■ PROVIDED TEXT:
--------------------------------------------------
I found a beginner interval progression that I'm going to try. I think it will be a good way to start without going over-board. 

Intervals of 10 sprints.

Phase 1: 20s Sprints
40s Inactive recovery

Phase 2: 20s Sprints
40s Active recovery

Phase 3: 25s Sprints
35s Inactive or active recovery

Phase4: 30s Sprints
30s Inactive or active recovery


----------



## Le Duke (Mar 23, 2009)

People here have more or less told you that you shouldn't do HIIT; it's not sustainable. Multiple people suggested alternative methods for actual progression.

Then, you state that you have basically no background in this, as you don't do "cardio". 

So, you're skipping all of the fundamental building blocks of cycling fitness and going straight to something that is going to destroy you, if done right, and almost certainly result in you coming out with very little, if any, fitness gains.


----------



## GKelley (Sep 4, 2018)

Le Duke said:


> People here have more or less told you that you shouldn't do HIIT; it's not sustainable. Multiple people suggested alternative methods for actual progression.
> 
> Then, you state that you have basically no background in this, as you don't do "cardio".
> 
> So, you're skipping all of the fundamental building blocks of cycling fitness and going straight to something that is going to destroy you, if done right, and almost certainly result in you coming out with very little, if any, fitness gains.


What are you on about?

There was a couple mentions that I shouldn't be too intense with it. Which I agree with. That doesn't mean that I'm just going to give it all up and trash the idea completely.... As if a few intervals of 20 SECOND sprints would kill me... LOL

Just kindly exit and get over yourself.


----------



## hesitationpoint (Aug 11, 2017)

I think what people are telling you is that HIIT in itself is not going to give you what you want for mountain biking. You need to build a base first which means low intensity Zone 1 to zone 2 riding for longer duration on the bike. Winter time is perfect for building base.
--------------------------------------------------
Layout coordinate data:
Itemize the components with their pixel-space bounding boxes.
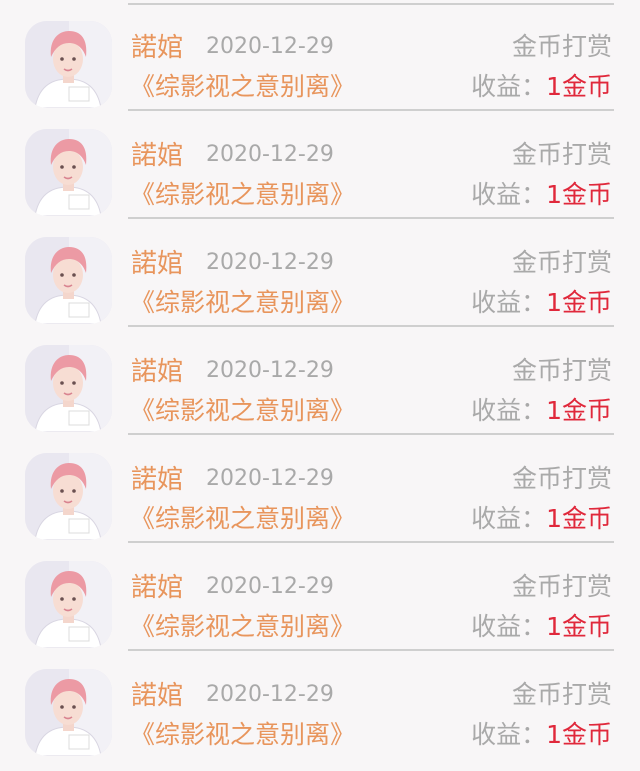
user-name[interactable]: 諾婠 (131, 33, 183, 63)
earnings-value: 1金币 (546, 720, 612, 749)
earnings-value: 1金币 (546, 612, 612, 641)
earnings-value: 1金币 (546, 72, 612, 101)
reward-date: 2020-12-29 (206, 250, 334, 275)
book-title[interactable]: 《综影视之意别离》 (130, 288, 355, 318)
book-title[interactable]: 《综影视之意别离》 (130, 396, 355, 426)
reward-date: 2020-12-29 (206, 466, 334, 491)
reward-date: 2020-12-29 (206, 358, 334, 383)
earnings-label: 收益： (471, 72, 547, 101)
user-name[interactable]: 諾婠 (131, 141, 183, 171)
earnings: 收益：1金币 (471, 504, 612, 534)
book-title[interactable]: 《综影视之意别离》 (130, 180, 355, 210)
reward-date: 2020-12-29 (206, 682, 334, 707)
user-avatar[interactable] (25, 561, 112, 648)
earnings: 收益：1金币 (471, 288, 612, 318)
user-name[interactable]: 諾婠 (131, 357, 183, 387)
user-name[interactable]: 諾婠 (131, 573, 183, 603)
list-item[interactable]: 諾婠 2020-12-29 金币打赏 《综影视之意别离》 收益：1金币 (0, 324, 640, 435)
user-name[interactable]: 諾婠 (131, 249, 183, 279)
earnings: 收益：1金币 (471, 72, 612, 102)
earnings: 收益：1金币 (471, 180, 612, 210)
earnings-value: 1金币 (546, 180, 612, 209)
list-item[interactable]: 諾婠 2020-12-29 金币打赏 《综影视之意别离》 收益：1金币 (0, 540, 640, 651)
user-name[interactable]: 諾婠 (131, 681, 183, 711)
user-avatar[interactable] (25, 237, 112, 324)
reward-date: 2020-12-29 (206, 574, 334, 599)
user-avatar[interactable] (25, 669, 112, 756)
reward-type: 金币打赏 (511, 680, 612, 709)
earnings-value: 1金币 (546, 288, 612, 317)
list-item[interactable]: 諾婠 2020-12-29 金币打赏 《综影视之意别离》 收益：1金币 (0, 0, 640, 111)
earnings-label: 收益： (471, 720, 547, 749)
earnings-label: 收益： (471, 612, 547, 641)
earnings-label: 收益： (471, 396, 547, 425)
earnings-label: 收益： (471, 504, 547, 533)
earnings-label: 收益： (471, 288, 547, 317)
reward-type: 金币打赏 (511, 572, 612, 601)
user-avatar[interactable] (25, 453, 112, 540)
earnings: 收益：1金币 (471, 720, 612, 750)
user-avatar[interactable] (25, 21, 112, 108)
book-title[interactable]: 《综影视之意别离》 (130, 504, 355, 534)
earnings-label: 收益： (471, 180, 547, 209)
list-item[interactable]: 諾婠 2020-12-29 金币打赏 《综影视之意别离》 收益：1金币 (0, 216, 640, 327)
list-item[interactable]: 諾婠 2020-12-29 金币打赏 《综影视之意别离》 收益：1金币 (0, 432, 640, 543)
reward-type: 金币打赏 (511, 140, 612, 169)
list-item[interactable]: 諾婠 2020-12-29 金币打赏 《综影视之意别离》 收益：1金币 (0, 648, 640, 756)
user-avatar[interactable] (25, 129, 112, 216)
reward-type: 金币打赏 (511, 464, 612, 493)
reward-date: 2020-12-29 (206, 142, 334, 167)
book-title[interactable]: 《综影视之意别离》 (130, 72, 355, 102)
book-title[interactable]: 《综影视之意别离》 (130, 720, 355, 750)
reward-type: 金币打赏 (511, 356, 612, 385)
reward-type: 金币打赏 (511, 32, 612, 61)
earnings: 收益：1金币 (471, 612, 612, 642)
earnings-value: 1金币 (546, 504, 612, 533)
reward-list: 諾婠 2020-12-29 金币打赏 《综影视之意别离》 收益：1金币 諾婠 2… (0, 0, 640, 771)
earnings: 收益：1金币 (471, 396, 612, 426)
earnings-value: 1金币 (546, 396, 612, 425)
user-name[interactable]: 諾婠 (131, 465, 183, 495)
reward-type: 金币打赏 (511, 248, 612, 277)
list-item[interactable]: 諾婠 2020-12-29 金币打赏 《综影视之意别离》 收益：1金币 (0, 108, 640, 219)
reward-date: 2020-12-29 (206, 34, 334, 59)
user-avatar[interactable] (25, 345, 112, 432)
book-title[interactable]: 《综影视之意别离》 (130, 612, 355, 642)
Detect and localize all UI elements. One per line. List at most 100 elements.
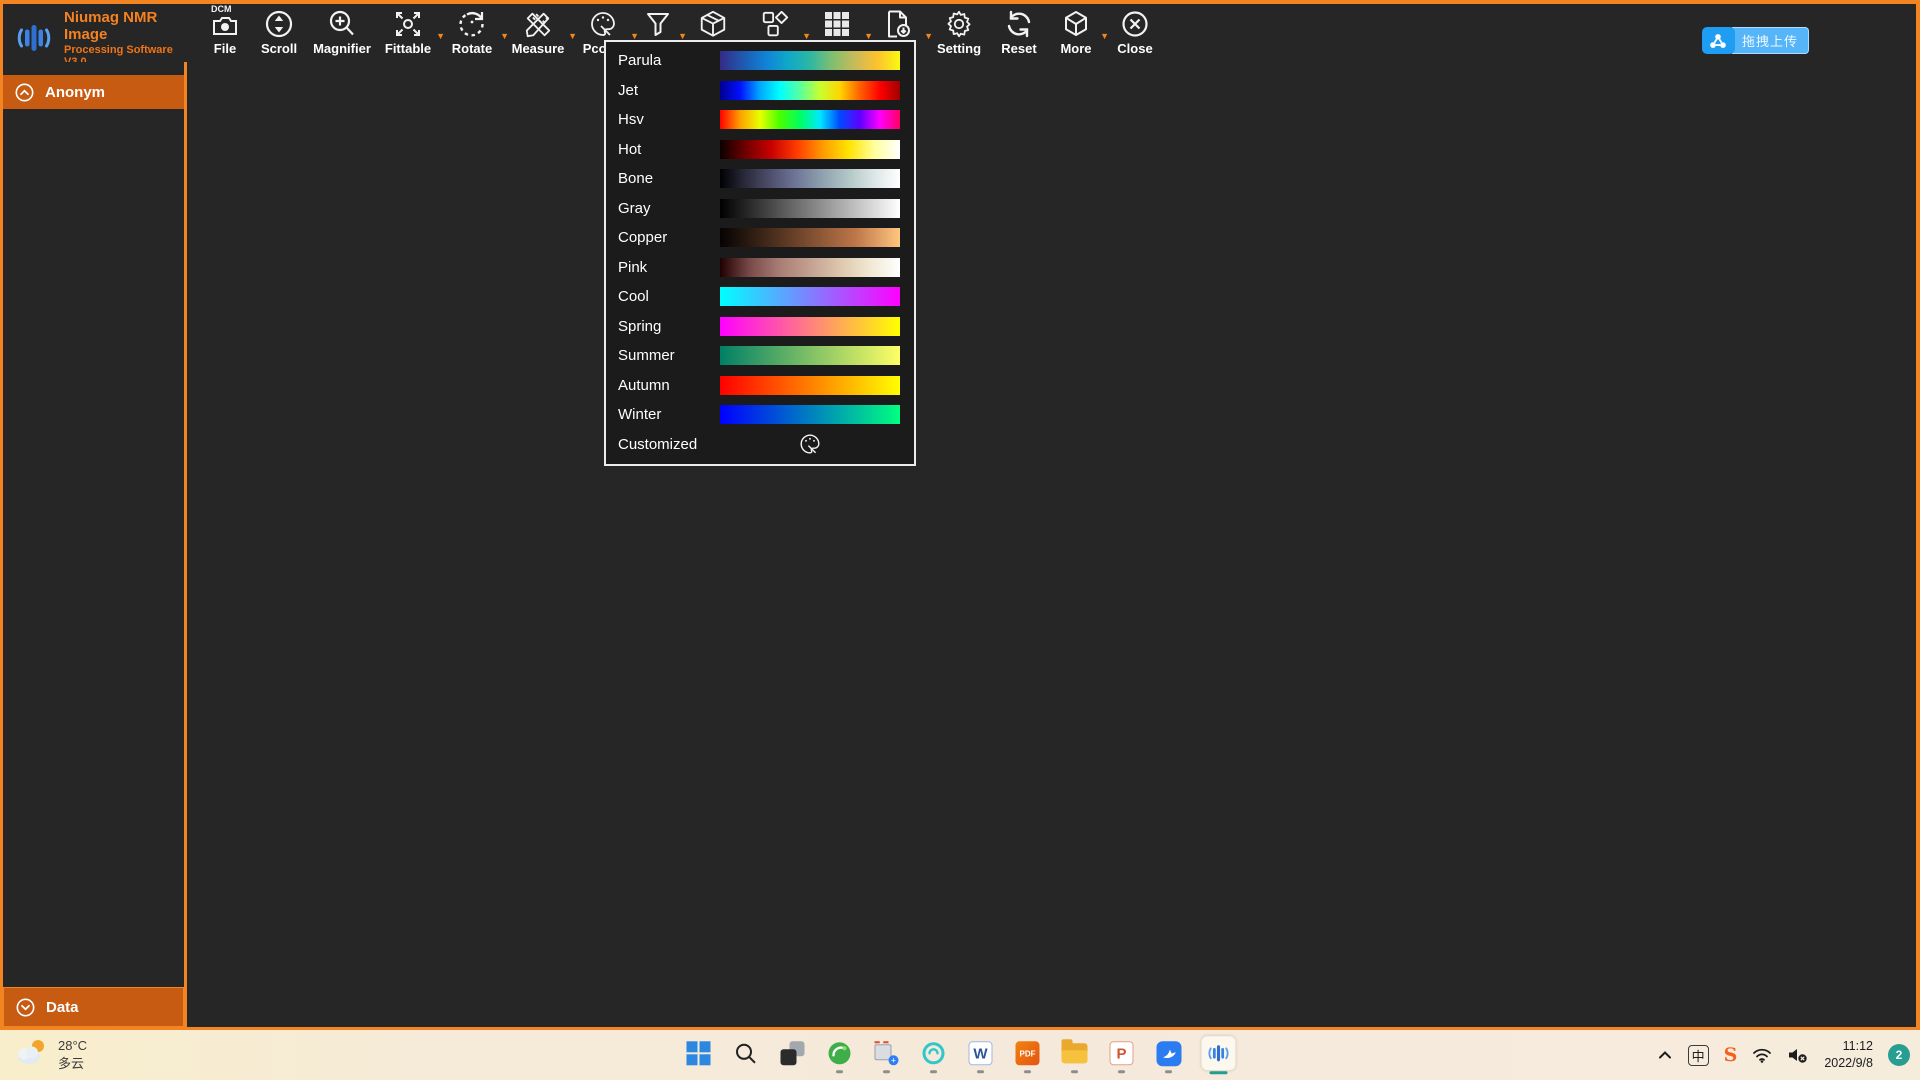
--------------------------------------------------
■ WHAT YOU NEED TO DO: Extract the entire forum thread on beginner sprint intervals, reproducing it verbatim.

■ WRITTEN ANSWER:
I found a beginner interval progression that I'm going to try. I think it will be a good way to start without going over-board. 

Intervals of 10 sprints.

Phase 1: 20s Sprints
40s Inactive recovery

Phase 2: 20s Sprints
40s Active recovery

Phase 3: 25s Sprints
35s Inactive or active recovery

Phase4: 30s Sprints
30s Inactive or active recovery


----------



## Le Duke (Mar 23, 2009)

People here have more or less told you that you shouldn't do HIIT; it's not sustainable. Multiple people suggested alternative methods for actual progression.

Then, you state that you have basically no background in this, as you don't do "cardio". 

So, you're skipping all of the fundamental building blocks of cycling fitness and going straight to something that is going to destroy you, if done right, and almost certainly result in you coming out with very little, if any, fitness gains.


----------



## GKelley (Sep 4, 2018)

Le Duke said:


> People here have more or less told you that you shouldn't do HIIT; it's not sustainable. Multiple people suggested alternative methods for actual progression.
> 
> Then, you state that you have basically no background in this, as you don't do "cardio".
> 
> So, you're skipping all of the fundamental building blocks of cycling fitness and going straight to something that is going to destroy you, if done right, and almost certainly result in you coming out with very little, if any, fitness gains.


What are you on about?

There was a couple mentions that I shouldn't be too intense with it. Which I agree with. That doesn't mean that I'm just going to give it all up and trash the idea completely.... As if a few intervals of 20 SECOND sprints would kill me... LOL

Just kindly exit and get over yourself.


----------



## hesitationpoint (Aug 11, 2017)

I think what people are telling you is that HIIT in itself is not going to give you what you want for mountain biking. You need to build a base first which means low intensity Zone 1 to zone 2 riding for longer duration on the bike. Winter time is perfect for building base.